Request.
Find the number of lines below in which the word "shutter" appears, and write that number only.

***

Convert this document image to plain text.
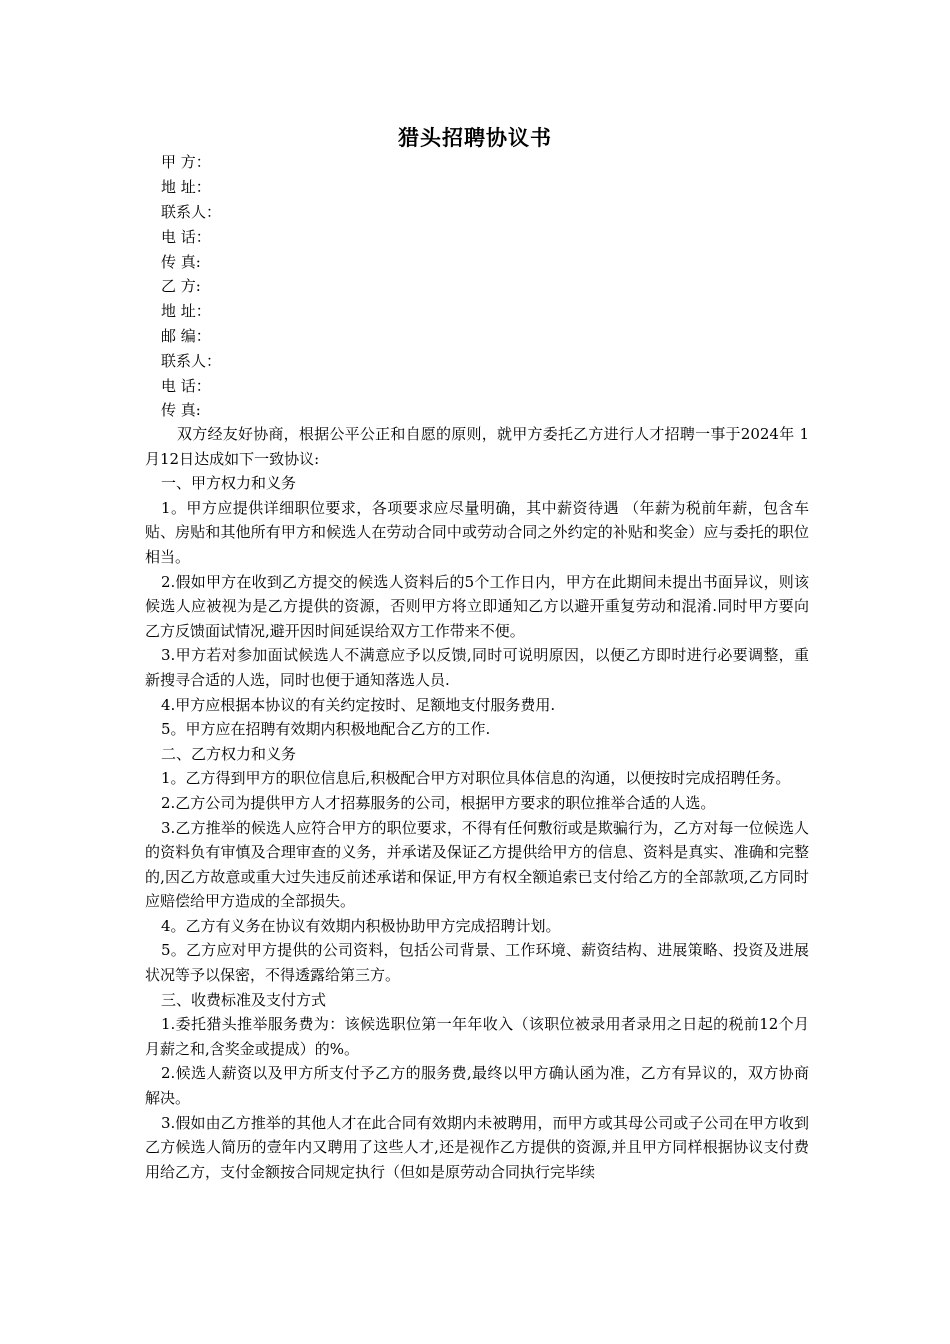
猎头招聘协议书
甲 方：
地 址：
联系人：
电 话：
传 真:
乙 方:
地 址：
邮 编：
联系人：
电 话：
传 真:

双方经友好协商，根据公平公正和自愿的原则，就甲方委托乙方进行人才招聘一事于2024年 1月12日达成如下一致协议:

一、甲方权力和义务

1。甲方应提供详细职位要求，各项要求应尽量明确，其中薪资待遇 （年薪为税前年薪，包含车贴、房贴和其他所有甲方和候选人在劳动合同中或劳动合同之外约定的补贴和奖金）应与委托的职位相当。

2.假如甲方在收到乙方提交的候选人资料后的5个工作日内，甲方在此期间未提出书面异议，则该候选人应被视为是乙方提供的资源，否则甲方将立即通知乙方以避开重复劳动和混淆.同时甲方要向乙方反馈面试情况,避开因时间延误给双方工作带来不便。

3.甲方若对参加面试候选人不满意应予以反馈,同时可说明原因，以便乙方即时进行必要调整，重新搜寻合适的人选，同时也便于通知落选人员.

4.甲方应根据本协议的有关约定按时、足额地支付服务费用.

5。甲方应在招聘有效期内积极地配合乙方的工作.

二、乙方权力和义务

1。乙方得到甲方的职位信息后,积极配合甲方对职位具体信息的沟通，以便按时完成招聘任务。

2.乙方公司为提供甲方人才招募服务的公司，根据甲方要求的职位推举合适的人选。

3.乙方推举的候选人应符合甲方的职位要求，不得有任何敷衍或是欺骗行为，乙方对每一位候选人的资料负有审慎及合理审查的义务，并承诺及保证乙方提供给甲方的信息、资料是真实、准确和完整的,因乙方故意或重大过失违反前述承诺和保证,甲方有权全额追索已支付给乙方的全部款项,乙方同时应赔偿给甲方造成的全部损失。

4。乙方有义务在协议有效期内积极协助甲方完成招聘计划。

5。乙方应对甲方提供的公司资料，包括公司背景、工作环境、薪资结构、进展策略、投资及进展状况等予以保密，不得透露给第三方。

三、收费标准及支付方式

1.委托猎头推举服务费为：该候选职位第一年年收入（该职位被录用者录用之日起的税前12个月月薪之和,含奖金或提成）的%。

2.候选人薪资以及甲方所支付予乙方的服务费,最终以甲方确认函为准，乙方有异议的，双方协商解决。

3.假如由乙方推举的其他人才在此合同有效期内未被聘用，而甲方或其母公司或子公司在甲方收到乙方候选人简历的壹年内又聘用了这些人才,还是视作乙方提供的资源,并且甲方同样根据协议支付费用给乙方，支付金额按合同规定执行（但如是原劳动合同执行完毕续
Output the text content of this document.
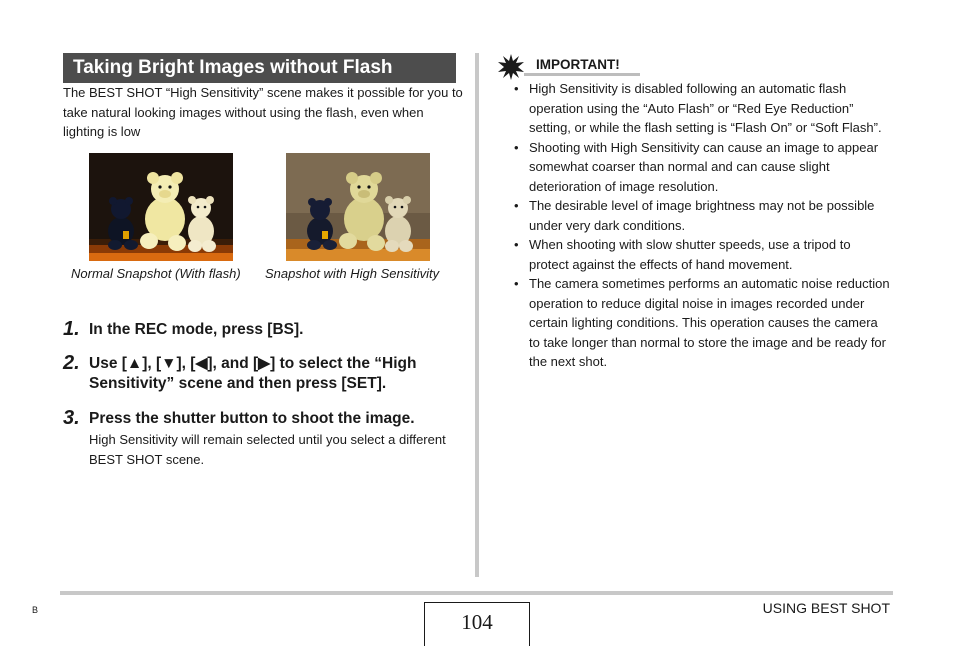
Taking Bright Images without Flash

The BEST SHOT “High Sensitivity” scene makes it possible for you to take natural looking images without using the flash, even when lighting is low

Normal Snapshot (With flash) Snapshot with High Sensitivity
1. In the REC mode, press [BS].
2. Use [▲], [▼], [◀], and [▶] to select the “High Sensitivity” scene and then press [SET].
3. Press the shutter button to shoot the image.

High Sensitivity will remain selected until you select a different BEST SHOT scene.

IMPORTANT!
• High Sensitivity is disabled following an automatic flash operation using the “Auto Flash” or “Red Eye Reduction” setting, or while the flash setting is “Flash On” or “Soft Flash”.
• Shooting with High Sensitivity can cause an image to appear somewhat coarser than normal and can cause slight deterioration of image resolution.
• The desirable level of image brightness may not be possible under very dark conditions.
• When shooting with slow shutter speeds, use a tripod to protect against the effects of hand movement.
• The camera sometimes performs an automatic noise reduction operation to reduce digital noise in images recorded under certain lighting conditions. This operation causes the camera to take longer than normal to store the image and be ready for the next shot.
B	104
USING BEST SHOT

***

Problem solution.
2